Copy every record exactly, and keep the pictures out.

____

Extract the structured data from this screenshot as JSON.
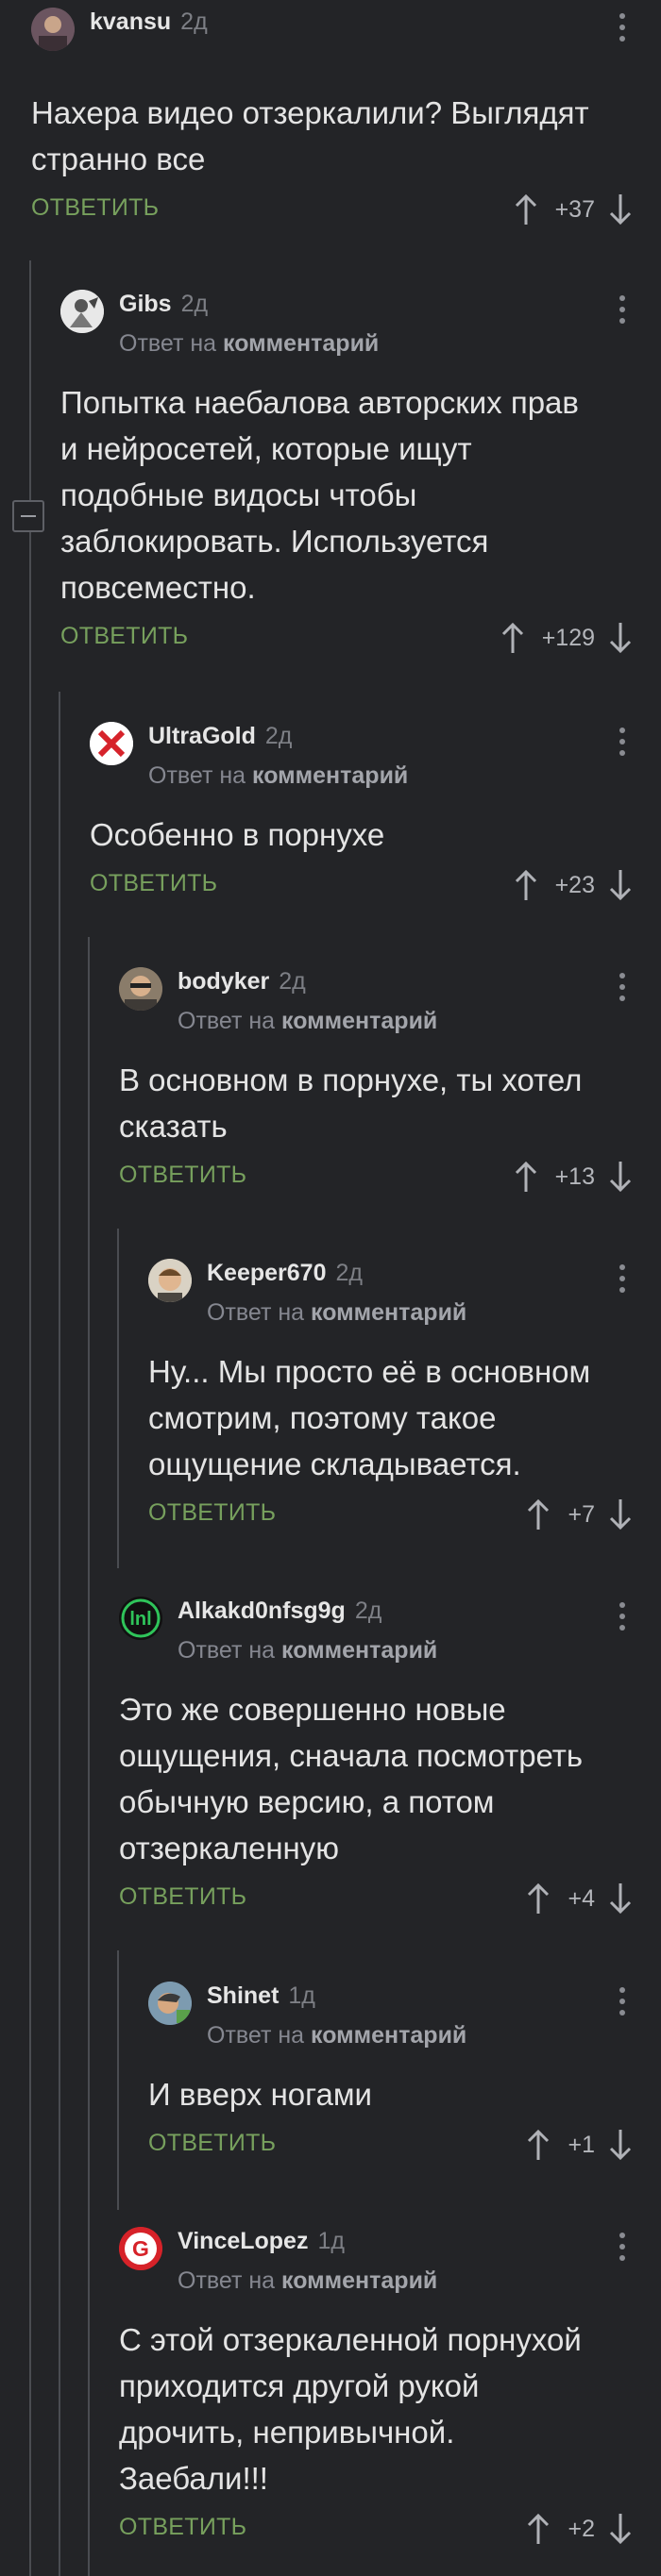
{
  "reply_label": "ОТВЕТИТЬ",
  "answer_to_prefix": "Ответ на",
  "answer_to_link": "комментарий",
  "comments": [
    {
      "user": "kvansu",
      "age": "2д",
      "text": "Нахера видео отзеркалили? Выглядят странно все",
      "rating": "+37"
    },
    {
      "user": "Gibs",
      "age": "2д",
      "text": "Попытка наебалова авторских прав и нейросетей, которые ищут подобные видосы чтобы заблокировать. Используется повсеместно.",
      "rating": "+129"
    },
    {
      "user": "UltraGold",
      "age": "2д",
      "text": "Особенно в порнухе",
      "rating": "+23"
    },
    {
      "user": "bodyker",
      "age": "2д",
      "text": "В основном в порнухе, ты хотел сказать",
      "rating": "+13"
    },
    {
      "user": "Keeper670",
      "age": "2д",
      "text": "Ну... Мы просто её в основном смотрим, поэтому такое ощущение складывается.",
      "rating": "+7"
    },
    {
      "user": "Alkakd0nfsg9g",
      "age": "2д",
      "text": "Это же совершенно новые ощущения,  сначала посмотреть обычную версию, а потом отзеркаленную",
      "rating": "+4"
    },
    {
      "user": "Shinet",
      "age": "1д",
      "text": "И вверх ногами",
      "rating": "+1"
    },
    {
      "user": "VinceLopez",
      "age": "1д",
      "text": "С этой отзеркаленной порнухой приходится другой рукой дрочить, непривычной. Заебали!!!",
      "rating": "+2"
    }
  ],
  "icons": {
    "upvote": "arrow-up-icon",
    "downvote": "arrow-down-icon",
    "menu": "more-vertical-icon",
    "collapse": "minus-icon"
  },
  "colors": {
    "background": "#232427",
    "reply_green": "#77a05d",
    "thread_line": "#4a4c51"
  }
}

____

• **ANSWER IN FULL**:
Extract the structured data from this screenshot as JSON.
{
  "reply_label": "ОТВЕТИТЬ",
  "answer_to_prefix": "Ответ на",
  "answer_to_link": "комментарий",
  "comments": [
    {
      "user": "kvansu",
      "age": "2д",
      "text": "Нахера видео отзеркалили? Выглядят странно все",
      "rating": "+37"
    },
    {
      "user": "Gibs",
      "age": "2д",
      "text": "Попытка наебалова авторских прав и нейросетей, которые ищут подобные видосы чтобы заблокировать. Используется повсеместно.",
      "rating": "+129"
    },
    {
      "user": "UltraGold",
      "age": "2д",
      "text": "Особенно в порнухе",
      "rating": "+23"
    },
    {
      "user": "bodyker",
      "age": "2д",
      "text": "В основном в порнухе, ты хотел сказать",
      "rating": "+13"
    },
    {
      "user": "Keeper670",
      "age": "2д",
      "text": "Ну... Мы просто её в основном смотрим, поэтому такое ощущение складывается.",
      "rating": "+7"
    },
    {
      "user": "Alkakd0nfsg9g",
      "age": "2д",
      "text": "Это же совершенно новые ощущения,  сначала посмотреть обычную версию, а потом отзеркаленную",
      "rating": "+4"
    },
    {
      "user": "Shinet",
      "age": "1д",
      "text": "И вверх ногами",
      "rating": "+1"
    },
    {
      "user": "VinceLopez",
      "age": "1д",
      "text": "С этой отзеркаленной порнухой приходится другой рукой дрочить, непривычной. Заебали!!!",
      "rating": "+2"
    }
  ],
  "icons": {
    "upvote": "arrow-up-icon",
    "downvote": "arrow-down-icon",
    "menu": "more-vertical-icon",
    "collapse": "minus-icon"
  },
  "colors": {
    "background": "#232427",
    "reply_green": "#77a05d",
    "thread_line": "#4a4c51"
  }
}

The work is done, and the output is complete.